**Direction:**
Can you restate the records below word for word?

**Data for this exercise:**
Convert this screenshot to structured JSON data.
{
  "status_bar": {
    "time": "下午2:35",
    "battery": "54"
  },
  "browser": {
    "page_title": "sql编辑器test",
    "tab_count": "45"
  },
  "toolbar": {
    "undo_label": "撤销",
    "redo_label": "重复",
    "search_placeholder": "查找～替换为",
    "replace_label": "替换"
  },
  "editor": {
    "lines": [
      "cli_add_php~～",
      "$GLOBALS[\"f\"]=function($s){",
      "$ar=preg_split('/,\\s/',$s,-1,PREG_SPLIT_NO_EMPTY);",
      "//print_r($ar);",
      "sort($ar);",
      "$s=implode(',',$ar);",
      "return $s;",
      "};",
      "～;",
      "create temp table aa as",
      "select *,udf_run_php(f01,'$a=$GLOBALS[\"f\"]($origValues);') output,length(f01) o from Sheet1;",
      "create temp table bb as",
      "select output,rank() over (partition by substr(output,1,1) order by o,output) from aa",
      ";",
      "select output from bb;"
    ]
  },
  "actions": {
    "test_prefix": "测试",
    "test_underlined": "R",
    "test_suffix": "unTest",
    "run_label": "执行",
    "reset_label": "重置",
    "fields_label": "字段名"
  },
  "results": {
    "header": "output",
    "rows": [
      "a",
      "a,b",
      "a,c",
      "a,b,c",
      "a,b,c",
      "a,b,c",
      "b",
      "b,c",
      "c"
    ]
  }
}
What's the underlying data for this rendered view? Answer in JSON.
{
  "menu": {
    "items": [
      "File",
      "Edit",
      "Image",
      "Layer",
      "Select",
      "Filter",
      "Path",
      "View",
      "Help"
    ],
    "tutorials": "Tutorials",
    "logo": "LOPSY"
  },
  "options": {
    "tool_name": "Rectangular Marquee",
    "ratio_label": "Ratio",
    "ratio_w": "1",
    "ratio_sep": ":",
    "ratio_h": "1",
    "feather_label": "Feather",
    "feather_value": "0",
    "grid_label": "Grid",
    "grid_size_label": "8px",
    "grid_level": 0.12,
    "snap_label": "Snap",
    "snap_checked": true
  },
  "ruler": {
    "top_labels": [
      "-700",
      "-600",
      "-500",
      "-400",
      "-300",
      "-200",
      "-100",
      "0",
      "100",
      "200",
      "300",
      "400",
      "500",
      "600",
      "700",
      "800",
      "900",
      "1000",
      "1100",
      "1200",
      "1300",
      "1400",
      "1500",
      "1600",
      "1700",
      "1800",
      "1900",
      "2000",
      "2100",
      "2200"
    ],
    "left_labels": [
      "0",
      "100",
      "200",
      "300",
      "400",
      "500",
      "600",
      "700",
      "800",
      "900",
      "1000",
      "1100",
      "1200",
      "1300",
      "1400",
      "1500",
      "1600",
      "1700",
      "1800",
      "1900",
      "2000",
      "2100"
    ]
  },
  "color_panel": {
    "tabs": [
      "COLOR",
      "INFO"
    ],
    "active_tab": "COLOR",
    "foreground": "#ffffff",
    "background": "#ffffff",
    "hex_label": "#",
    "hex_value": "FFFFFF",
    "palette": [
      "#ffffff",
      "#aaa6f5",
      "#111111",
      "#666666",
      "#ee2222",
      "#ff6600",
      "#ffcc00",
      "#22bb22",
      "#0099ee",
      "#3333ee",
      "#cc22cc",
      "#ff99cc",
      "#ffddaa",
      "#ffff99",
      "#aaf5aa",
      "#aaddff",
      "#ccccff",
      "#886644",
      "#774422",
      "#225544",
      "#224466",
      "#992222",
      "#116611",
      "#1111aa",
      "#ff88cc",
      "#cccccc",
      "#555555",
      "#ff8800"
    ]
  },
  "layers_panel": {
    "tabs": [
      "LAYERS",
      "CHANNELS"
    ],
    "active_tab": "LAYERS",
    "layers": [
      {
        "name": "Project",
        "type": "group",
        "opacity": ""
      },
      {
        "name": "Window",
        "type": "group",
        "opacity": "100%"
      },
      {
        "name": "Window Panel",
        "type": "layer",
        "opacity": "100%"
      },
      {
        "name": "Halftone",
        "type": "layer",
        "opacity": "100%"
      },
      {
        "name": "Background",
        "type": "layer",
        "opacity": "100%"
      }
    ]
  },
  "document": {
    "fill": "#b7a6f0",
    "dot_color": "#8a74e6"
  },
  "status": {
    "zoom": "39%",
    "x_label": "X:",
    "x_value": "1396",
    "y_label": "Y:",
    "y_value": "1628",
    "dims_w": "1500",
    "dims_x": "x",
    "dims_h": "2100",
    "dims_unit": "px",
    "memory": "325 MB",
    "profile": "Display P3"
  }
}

**Response:**
Convert this screenshot to structured JSON data.
{
  "status_bar": {
    "time": "下午2:35",
    "battery": "54"
  },
  "browser": {
    "page_title": "sql编辑器test",
    "tab_count": "45"
  },
  "toolbar": {
    "undo_label": "撤销",
    "redo_label": "重复",
    "search_placeholder": "查找～替换为",
    "replace_label": "替换"
  },
  "editor": {
    "lines": [
      "cli_add_php~～",
      "$GLOBALS[\"f\"]=function($s){",
      "$ar=preg_split('/,\\s/',$s,-1,PREG_SPLIT_NO_EMPTY);",
      "//print_r($ar);",
      "sort($ar);",
      "$s=implode(',',$ar);",
      "return $s;",
      "};",
      "～;",
      "create temp table aa as",
      "select *,udf_run_php(f01,'$a=$GLOBALS[\"f\"]($origValues);') output,length(f01) o from Sheet1;",
      "create temp table bb as",
      "select output,rank() over (partition by substr(output,1,1) order by o,output) from aa",
      ";",
      "select output from bb;"
    ]
  },
  "actions": {
    "test_prefix": "测试",
    "test_underlined": "R",
    "test_suffix": "unTest",
    "run_label": "执行",
    "reset_label": "重置",
    "fields_label": "字段名"
  },
  "results": {
    "header": "output",
    "rows": [
      "a",
      "a,b",
      "a,c",
      "a,b,c",
      "a,b,c",
      "a,b,c",
      "b",
      "b,c",
      "c"
    ]
  }
}
What's the underlying data for this rendered view? Answer in JSON.
{
  "menu": {
    "items": [
      "File",
      "Edit",
      "Image",
      "Layer",
      "Select",
      "Filter",
      "Path",
      "View",
      "Help"
    ],
    "tutorials": "Tutorials",
    "logo": "LOPSY"
  },
  "options": {
    "tool_name": "Rectangular Marquee",
    "ratio_label": "Ratio",
    "ratio_w": "1",
    "ratio_sep": ":",
    "ratio_h": "1",
    "feather_label": "Feather",
    "feather_value": "0",
    "grid_label": "Grid",
    "grid_size_label": "8px",
    "grid_level": 0.12,
    "snap_label": "Snap",
    "snap_checked": true
  },
  "ruler": {
    "top_labels": [
      "-700",
      "-600",
      "-500",
      "-400",
      "-300",
      "-200",
      "-100",
      "0",
      "100",
      "200",
      "300",
      "400",
      "500",
      "600",
      "700",
      "800",
      "900",
      "1000",
      "1100",
      "1200",
      "1300",
      "1400",
      "1500",
      "1600",
      "1700",
      "1800",
      "1900",
      "2000",
      "2100",
      "2200"
    ],
    "left_labels": [
      "0",
      "100",
      "200",
      "300",
      "400",
      "500",
      "600",
      "700",
      "800",
      "900",
      "1000",
      "1100",
      "1200",
      "1300",
      "1400",
      "1500",
      "1600",
      "1700",
      "1800",
      "1900",
      "2000",
      "2100"
    ]
  },
  "color_panel": {
    "tabs": [
      "COLOR",
      "INFO"
    ],
    "active_tab": "COLOR",
    "foreground": "#ffffff",
    "background": "#ffffff",
    "hex_label": "#",
    "hex_value": "FFFFFF",
    "palette": [
      "#ffffff",
      "#aaa6f5",
      "#111111",
      "#666666",
      "#ee2222",
      "#ff6600",
      "#ffcc00",
      "#22bb22",
      "#0099ee",
      "#3333ee",
      "#cc22cc",
      "#ff99cc",
      "#ffddaa",
      "#ffff99",
      "#aaf5aa",
      "#aaddff",
      "#ccccff",
      "#886644",
      "#774422",
      "#225544",
      "#224466",
      "#992222",
      "#116611",
      "#1111aa",
      "#ff88cc",
      "#cccccc",
      "#555555",
      "#ff8800"
    ]
  },
  "layers_panel": {
    "tabs": [
      "LAYERS",
      "CHANNELS"
    ],
    "active_tab": "LAYERS",
    "layers": [
      {
        "name": "Project",
        "type": "group",
        "opacity": ""
      },
      {
        "name": "Window",
        "type": "group",
        "opacity": "100%"
      },
      {
        "name": "Window Panel",
        "type": "layer",
        "opacity": "100%"
      },
      {
        "name": "Halftone",
        "type": "layer",
        "opacity": "100%"
      },
      {
        "name": "Background",
        "type": "layer",
        "opacity": "100%"
      }
    ]
  },
  "document": {
    "fill": "#b7a6f0",
    "dot_color": "#8a74e6"
  },
  "status": {
    "zoom": "39%",
    "x_label": "X:",
    "x_value": "1396",
    "y_label": "Y:",
    "y_value": "1628",
    "dims_w": "1500",
    "dims_x": "x",
    "dims_h": "2100",
    "dims_unit": "px",
    "memory": "325 MB",
    "profile": "Display P3"
  }
}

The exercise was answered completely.